▶ **Objective**: Reproduce all the entries precisely.

▶ **Stored items**:
^^^^^^^^^^^^^^^^
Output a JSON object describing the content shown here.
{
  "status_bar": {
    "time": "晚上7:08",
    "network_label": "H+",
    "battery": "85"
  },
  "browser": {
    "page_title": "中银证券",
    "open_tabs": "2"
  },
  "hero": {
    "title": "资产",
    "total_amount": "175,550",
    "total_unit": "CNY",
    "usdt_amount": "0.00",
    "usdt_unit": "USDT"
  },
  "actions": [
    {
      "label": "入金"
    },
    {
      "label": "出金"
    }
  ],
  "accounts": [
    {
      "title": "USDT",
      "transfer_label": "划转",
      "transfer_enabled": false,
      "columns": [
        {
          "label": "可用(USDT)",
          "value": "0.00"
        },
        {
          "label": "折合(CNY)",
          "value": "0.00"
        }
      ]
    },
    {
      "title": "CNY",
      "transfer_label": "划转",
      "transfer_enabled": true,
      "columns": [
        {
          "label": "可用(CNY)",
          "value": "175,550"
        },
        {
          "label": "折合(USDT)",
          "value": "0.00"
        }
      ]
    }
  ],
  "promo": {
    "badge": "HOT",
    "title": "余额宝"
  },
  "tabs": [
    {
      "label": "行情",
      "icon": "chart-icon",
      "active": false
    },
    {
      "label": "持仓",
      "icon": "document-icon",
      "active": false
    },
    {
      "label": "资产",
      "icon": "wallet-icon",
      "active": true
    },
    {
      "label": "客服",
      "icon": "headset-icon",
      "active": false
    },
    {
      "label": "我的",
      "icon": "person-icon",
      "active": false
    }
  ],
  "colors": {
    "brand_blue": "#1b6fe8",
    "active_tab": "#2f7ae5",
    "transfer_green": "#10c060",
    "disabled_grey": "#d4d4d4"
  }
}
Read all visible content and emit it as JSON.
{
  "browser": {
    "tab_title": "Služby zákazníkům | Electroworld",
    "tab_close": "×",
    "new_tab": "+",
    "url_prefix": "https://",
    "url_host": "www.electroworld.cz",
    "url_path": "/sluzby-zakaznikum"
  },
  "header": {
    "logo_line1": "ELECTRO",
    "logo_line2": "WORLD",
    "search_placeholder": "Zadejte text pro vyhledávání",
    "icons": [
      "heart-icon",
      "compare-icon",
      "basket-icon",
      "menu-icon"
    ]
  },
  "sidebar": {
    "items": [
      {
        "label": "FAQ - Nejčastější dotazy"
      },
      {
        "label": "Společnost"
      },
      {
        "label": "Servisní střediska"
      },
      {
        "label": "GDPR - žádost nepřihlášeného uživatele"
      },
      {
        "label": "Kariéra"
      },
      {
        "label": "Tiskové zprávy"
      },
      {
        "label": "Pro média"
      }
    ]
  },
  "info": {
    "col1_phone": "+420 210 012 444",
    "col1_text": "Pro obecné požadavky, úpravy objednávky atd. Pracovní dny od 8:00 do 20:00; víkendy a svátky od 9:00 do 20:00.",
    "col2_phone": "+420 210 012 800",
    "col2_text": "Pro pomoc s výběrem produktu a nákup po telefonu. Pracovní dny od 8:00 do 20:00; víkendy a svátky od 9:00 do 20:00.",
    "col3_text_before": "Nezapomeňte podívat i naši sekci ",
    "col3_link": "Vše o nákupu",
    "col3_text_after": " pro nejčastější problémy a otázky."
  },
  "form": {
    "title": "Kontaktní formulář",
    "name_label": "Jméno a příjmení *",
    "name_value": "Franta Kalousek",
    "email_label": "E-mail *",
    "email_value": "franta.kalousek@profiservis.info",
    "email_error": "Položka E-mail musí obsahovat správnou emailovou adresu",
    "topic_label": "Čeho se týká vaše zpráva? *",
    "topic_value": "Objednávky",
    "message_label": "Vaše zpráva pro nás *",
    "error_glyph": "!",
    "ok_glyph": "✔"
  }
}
^^^^^^^^^^^^^^^^
▶ **Solution for this problem**:
Output a JSON object describing the content shown here.
{
  "status_bar": {
    "time": "晚上7:08",
    "network_label": "H+",
    "battery": "85"
  },
  "browser": {
    "page_title": "中银证券",
    "open_tabs": "2"
  },
  "hero": {
    "title": "资产",
    "total_amount": "175,550",
    "total_unit": "CNY",
    "usdt_amount": "0.00",
    "usdt_unit": "USDT"
  },
  "actions": [
    {
      "label": "入金"
    },
    {
      "label": "出金"
    }
  ],
  "accounts": [
    {
      "title": "USDT",
      "transfer_label": "划转",
      "transfer_enabled": false,
      "columns": [
        {
          "label": "可用(USDT)",
          "value": "0.00"
        },
        {
          "label": "折合(CNY)",
          "value": "0.00"
        }
      ]
    },
    {
      "title": "CNY",
      "transfer_label": "划转",
      "transfer_enabled": true,
      "columns": [
        {
          "label": "可用(CNY)",
          "value": "175,550"
        },
        {
          "label": "折合(USDT)",
          "value": "0.00"
        }
      ]
    }
  ],
  "promo": {
    "badge": "HOT",
    "title": "余额宝"
  },
  "tabs": [
    {
      "label": "行情",
      "icon": "chart-icon",
      "active": false
    },
    {
      "label": "持仓",
      "icon": "document-icon",
      "active": false
    },
    {
      "label": "资产",
      "icon": "wallet-icon",
      "active": true
    },
    {
      "label": "客服",
      "icon": "headset-icon",
      "active": false
    },
    {
      "label": "我的",
      "icon": "person-icon",
      "active": false
    }
  ],
  "colors": {
    "brand_blue": "#1b6fe8",
    "active_tab": "#2f7ae5",
    "transfer_green": "#10c060",
    "disabled_grey": "#d4d4d4"
  }
}
Read all visible content and emit it as JSON.
{
  "browser": {
    "tab_title": "Služby zákazníkům | Electroworld",
    "tab_close": "×",
    "new_tab": "+",
    "url_prefix": "https://",
    "url_host": "www.electroworld.cz",
    "url_path": "/sluzby-zakaznikum"
  },
  "header": {
    "logo_line1": "ELECTRO",
    "logo_line2": "WORLD",
    "search_placeholder": "Zadejte text pro vyhledávání",
    "icons": [
      "heart-icon",
      "compare-icon",
      "basket-icon",
      "menu-icon"
    ]
  },
  "sidebar": {
    "items": [
      {
        "label": "FAQ - Nejčastější dotazy"
      },
      {
        "label": "Společnost"
      },
      {
        "label": "Servisní střediska"
      },
      {
        "label": "GDPR - žádost nepřihlášeného uživatele"
      },
      {
        "label": "Kariéra"
      },
      {
        "label": "Tiskové zprávy"
      },
      {
        "label": "Pro média"
      }
    ]
  },
  "info": {
    "col1_phone": "+420 210 012 444",
    "col1_text": "Pro obecné požadavky, úpravy objednávky atd. Pracovní dny od 8:00 do 20:00; víkendy a svátky od 9:00 do 20:00.",
    "col2_phone": "+420 210 012 800",
    "col2_text": "Pro pomoc s výběrem produktu a nákup po telefonu. Pracovní dny od 8:00 do 20:00; víkendy a svátky od 9:00 do 20:00.",
    "col3_text_before": "Nezapomeňte podívat i naši sekci ",
    "col3_link": "Vše o nákupu",
    "col3_text_after": " pro nejčastější problémy a otázky."
  },
  "form": {
    "title": "Kontaktní formulář",
    "name_label": "Jméno a příjmení *",
    "name_value": "Franta Kalousek",
    "email_label": "E-mail *",
    "email_value": "franta.kalousek@profiservis.info",
    "email_error": "Položka E-mail musí obsahovat správnou emailovou adresu",
    "topic_label": "Čeho se týká vaše zpráva? *",
    "topic_value": "Objednávky",
    "message_label": "Vaše zpráva pro nás *",
    "error_glyph": "!",
    "ok_glyph": "✔"
  }
}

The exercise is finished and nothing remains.